* _What is expected_
Will you print the material below without altering a single character?

* _Task material_
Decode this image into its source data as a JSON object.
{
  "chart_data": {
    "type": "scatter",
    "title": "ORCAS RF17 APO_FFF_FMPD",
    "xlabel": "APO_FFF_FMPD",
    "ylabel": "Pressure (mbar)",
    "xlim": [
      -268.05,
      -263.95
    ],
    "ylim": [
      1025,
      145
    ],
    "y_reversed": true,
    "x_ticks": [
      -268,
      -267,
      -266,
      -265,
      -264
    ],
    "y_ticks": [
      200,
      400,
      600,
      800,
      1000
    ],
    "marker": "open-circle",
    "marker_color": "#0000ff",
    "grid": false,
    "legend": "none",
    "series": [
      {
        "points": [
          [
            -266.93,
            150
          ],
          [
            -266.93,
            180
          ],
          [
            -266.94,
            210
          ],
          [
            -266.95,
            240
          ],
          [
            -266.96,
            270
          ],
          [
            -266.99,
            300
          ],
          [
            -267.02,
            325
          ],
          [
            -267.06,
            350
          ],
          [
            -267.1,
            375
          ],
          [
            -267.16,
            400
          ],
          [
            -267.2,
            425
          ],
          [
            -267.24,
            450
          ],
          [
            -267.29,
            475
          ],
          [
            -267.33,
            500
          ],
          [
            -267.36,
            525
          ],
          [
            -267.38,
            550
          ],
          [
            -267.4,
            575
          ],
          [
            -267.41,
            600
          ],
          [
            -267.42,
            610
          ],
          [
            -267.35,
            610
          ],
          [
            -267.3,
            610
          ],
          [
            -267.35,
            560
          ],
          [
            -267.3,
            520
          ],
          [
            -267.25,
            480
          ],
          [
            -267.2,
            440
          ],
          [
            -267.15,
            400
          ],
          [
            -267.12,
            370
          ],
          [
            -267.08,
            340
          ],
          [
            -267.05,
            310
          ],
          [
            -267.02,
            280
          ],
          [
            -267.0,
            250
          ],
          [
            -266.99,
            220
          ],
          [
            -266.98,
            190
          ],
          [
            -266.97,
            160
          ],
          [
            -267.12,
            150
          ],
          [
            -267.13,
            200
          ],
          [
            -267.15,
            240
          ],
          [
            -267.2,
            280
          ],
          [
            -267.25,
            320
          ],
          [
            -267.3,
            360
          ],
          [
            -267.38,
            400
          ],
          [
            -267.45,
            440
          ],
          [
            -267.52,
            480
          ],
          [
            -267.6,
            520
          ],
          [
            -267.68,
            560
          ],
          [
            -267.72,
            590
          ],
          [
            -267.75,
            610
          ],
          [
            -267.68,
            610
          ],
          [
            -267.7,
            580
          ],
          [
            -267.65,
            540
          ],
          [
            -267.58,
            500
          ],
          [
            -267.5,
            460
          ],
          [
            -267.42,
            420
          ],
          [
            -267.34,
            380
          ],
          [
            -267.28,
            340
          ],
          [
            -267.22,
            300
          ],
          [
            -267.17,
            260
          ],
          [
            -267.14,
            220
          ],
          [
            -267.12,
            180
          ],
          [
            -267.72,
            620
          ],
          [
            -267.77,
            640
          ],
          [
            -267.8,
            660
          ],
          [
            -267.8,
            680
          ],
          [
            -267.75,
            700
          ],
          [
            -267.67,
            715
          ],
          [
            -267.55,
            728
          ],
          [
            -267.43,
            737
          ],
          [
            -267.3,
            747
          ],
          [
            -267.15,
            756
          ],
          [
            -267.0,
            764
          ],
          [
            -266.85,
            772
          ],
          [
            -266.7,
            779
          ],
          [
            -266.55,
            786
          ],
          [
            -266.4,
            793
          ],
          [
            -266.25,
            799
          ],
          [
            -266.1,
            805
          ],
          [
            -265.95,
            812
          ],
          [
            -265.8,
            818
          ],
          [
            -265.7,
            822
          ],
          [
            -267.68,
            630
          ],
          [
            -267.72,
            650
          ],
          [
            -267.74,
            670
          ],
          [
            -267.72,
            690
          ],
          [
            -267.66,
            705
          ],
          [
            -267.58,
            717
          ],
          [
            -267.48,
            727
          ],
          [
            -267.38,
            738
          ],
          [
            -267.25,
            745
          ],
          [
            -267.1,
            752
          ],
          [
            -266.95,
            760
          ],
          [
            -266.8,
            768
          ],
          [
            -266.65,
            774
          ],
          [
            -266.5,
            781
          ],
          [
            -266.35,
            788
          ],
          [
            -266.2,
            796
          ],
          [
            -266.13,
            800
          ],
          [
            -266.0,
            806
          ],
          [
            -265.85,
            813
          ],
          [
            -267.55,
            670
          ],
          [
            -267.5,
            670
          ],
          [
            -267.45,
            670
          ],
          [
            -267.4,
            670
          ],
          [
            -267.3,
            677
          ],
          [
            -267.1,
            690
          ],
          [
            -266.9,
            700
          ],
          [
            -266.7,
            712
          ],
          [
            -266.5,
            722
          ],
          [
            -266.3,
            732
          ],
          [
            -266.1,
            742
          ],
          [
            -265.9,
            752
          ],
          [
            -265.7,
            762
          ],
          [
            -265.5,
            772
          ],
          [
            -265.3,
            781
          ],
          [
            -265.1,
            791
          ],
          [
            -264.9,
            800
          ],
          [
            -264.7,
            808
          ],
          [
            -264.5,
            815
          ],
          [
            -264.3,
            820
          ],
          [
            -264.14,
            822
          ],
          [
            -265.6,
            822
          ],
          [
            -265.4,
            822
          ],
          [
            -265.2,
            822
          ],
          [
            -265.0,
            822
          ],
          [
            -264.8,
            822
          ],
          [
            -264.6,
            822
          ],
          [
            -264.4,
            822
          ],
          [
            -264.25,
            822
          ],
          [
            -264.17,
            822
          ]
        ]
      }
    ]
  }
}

* _Exercise output_
Decode this image into its source data as a JSON object.
{
  "chart_data": {
    "type": "scatter",
    "title": "ORCAS RF17 APO_FFF_FMPD",
    "xlabel": "APO_FFF_FMPD",
    "ylabel": "Pressure (mbar)",
    "xlim": [
      -268.05,
      -263.95
    ],
    "ylim": [
      1025,
      145
    ],
    "y_reversed": true,
    "x_ticks": [
      -268,
      -267,
      -266,
      -265,
      -264
    ],
    "y_ticks": [
      200,
      400,
      600,
      800,
      1000
    ],
    "marker": "open-circle",
    "marker_color": "#0000ff",
    "grid": false,
    "legend": "none",
    "series": [
      {
        "points": [
          [
            -266.93,
            150
          ],
          [
            -266.93,
            180
          ],
          [
            -266.94,
            210
          ],
          [
            -266.95,
            240
          ],
          [
            -266.96,
            270
          ],
          [
            -266.99,
            300
          ],
          [
            -267.02,
            325
          ],
          [
            -267.06,
            350
          ],
          [
            -267.1,
            375
          ],
          [
            -267.16,
            400
          ],
          [
            -267.2,
            425
          ],
          [
            -267.24,
            450
          ],
          [
            -267.29,
            475
          ],
          [
            -267.33,
            500
          ],
          [
            -267.36,
            525
          ],
          [
            -267.38,
            550
          ],
          [
            -267.4,
            575
          ],
          [
            -267.41,
            600
          ],
          [
            -267.42,
            610
          ],
          [
            -267.35,
            610
          ],
          [
            -267.3,
            610
          ],
          [
            -267.35,
            560
          ],
          [
            -267.3,
            520
          ],
          [
            -267.25,
            480
          ],
          [
            -267.2,
            440
          ],
          [
            -267.15,
            400
          ],
          [
            -267.12,
            370
          ],
          [
            -267.08,
            340
          ],
          [
            -267.05,
            310
          ],
          [
            -267.02,
            280
          ],
          [
            -267.0,
            250
          ],
          [
            -266.99,
            220
          ],
          [
            -266.98,
            190
          ],
          [
            -266.97,
            160
          ],
          [
            -267.12,
            150
          ],
          [
            -267.13,
            200
          ],
          [
            -267.15,
            240
          ],
          [
            -267.2,
            280
          ],
          [
            -267.25,
            320
          ],
          [
            -267.3,
            360
          ],
          [
            -267.38,
            400
          ],
          [
            -267.45,
            440
          ],
          [
            -267.52,
            480
          ],
          [
            -267.6,
            520
          ],
          [
            -267.68,
            560
          ],
          [
            -267.72,
            590
          ],
          [
            -267.75,
            610
          ],
          [
            -267.68,
            610
          ],
          [
            -267.7,
            580
          ],
          [
            -267.65,
            540
          ],
          [
            -267.58,
            500
          ],
          [
            -267.5,
            460
          ],
          [
            -267.42,
            420
          ],
          [
            -267.34,
            380
          ],
          [
            -267.28,
            340
          ],
          [
            -267.22,
            300
          ],
          [
            -267.17,
            260
          ],
          [
            -267.14,
            220
          ],
          [
            -267.12,
            180
          ],
          [
            -267.72,
            620
          ],
          [
            -267.77,
            640
          ],
          [
            -267.8,
            660
          ],
          [
            -267.8,
            680
          ],
          [
            -267.75,
            700
          ],
          [
            -267.67,
            715
          ],
          [
            -267.55,
            728
          ],
          [
            -267.43,
            737
          ],
          [
            -267.3,
            747
          ],
          [
            -267.15,
            756
          ],
          [
            -267.0,
            764
          ],
          [
            -266.85,
            772
          ],
          [
            -266.7,
            779
          ],
          [
            -266.55,
            786
          ],
          [
            -266.4,
            793
          ],
          [
            -266.25,
            799
          ],
          [
            -266.1,
            805
          ],
          [
            -265.95,
            812
          ],
          [
            -265.8,
            818
          ],
          [
            -265.7,
            822
          ],
          [
            -267.68,
            630
          ],
          [
            -267.72,
            650
          ],
          [
            -267.74,
            670
          ],
          [
            -267.72,
            690
          ],
          [
            -267.66,
            705
          ],
          [
            -267.58,
            717
          ],
          [
            -267.48,
            727
          ],
          [
            -267.38,
            738
          ],
          [
            -267.25,
            745
          ],
          [
            -267.1,
            752
          ],
          [
            -266.95,
            760
          ],
          [
            -266.8,
            768
          ],
          [
            -266.65,
            774
          ],
          [
            -266.5,
            781
          ],
          [
            -266.35,
            788
          ],
          [
            -266.2,
            796
          ],
          [
            -266.13,
            800
          ],
          [
            -266.0,
            806
          ],
          [
            -265.85,
            813
          ],
          [
            -267.55,
            670
          ],
          [
            -267.5,
            670
          ],
          [
            -267.45,
            670
          ],
          [
            -267.4,
            670
          ],
          [
            -267.3,
            677
          ],
          [
            -267.1,
            690
          ],
          [
            -266.9,
            700
          ],
          [
            -266.7,
            712
          ],
          [
            -266.5,
            722
          ],
          [
            -266.3,
            732
          ],
          [
            -266.1,
            742
          ],
          [
            -265.9,
            752
          ],
          [
            -265.7,
            762
          ],
          [
            -265.5,
            772
          ],
          [
            -265.3,
            781
          ],
          [
            -265.1,
            791
          ],
          [
            -264.9,
            800
          ],
          [
            -264.7,
            808
          ],
          [
            -264.5,
            815
          ],
          [
            -264.3,
            820
          ],
          [
            -264.14,
            822
          ],
          [
            -265.6,
            822
          ],
          [
            -265.4,
            822
          ],
          [
            -265.2,
            822
          ],
          [
            -265.0,
            822
          ],
          [
            -264.8,
            822
          ],
          [
            -264.6,
            822
          ],
          [
            -264.4,
            822
          ],
          [
            -264.25,
            822
          ],
          [
            -264.17,
            822
          ]
        ]
      }
    ]
  }
}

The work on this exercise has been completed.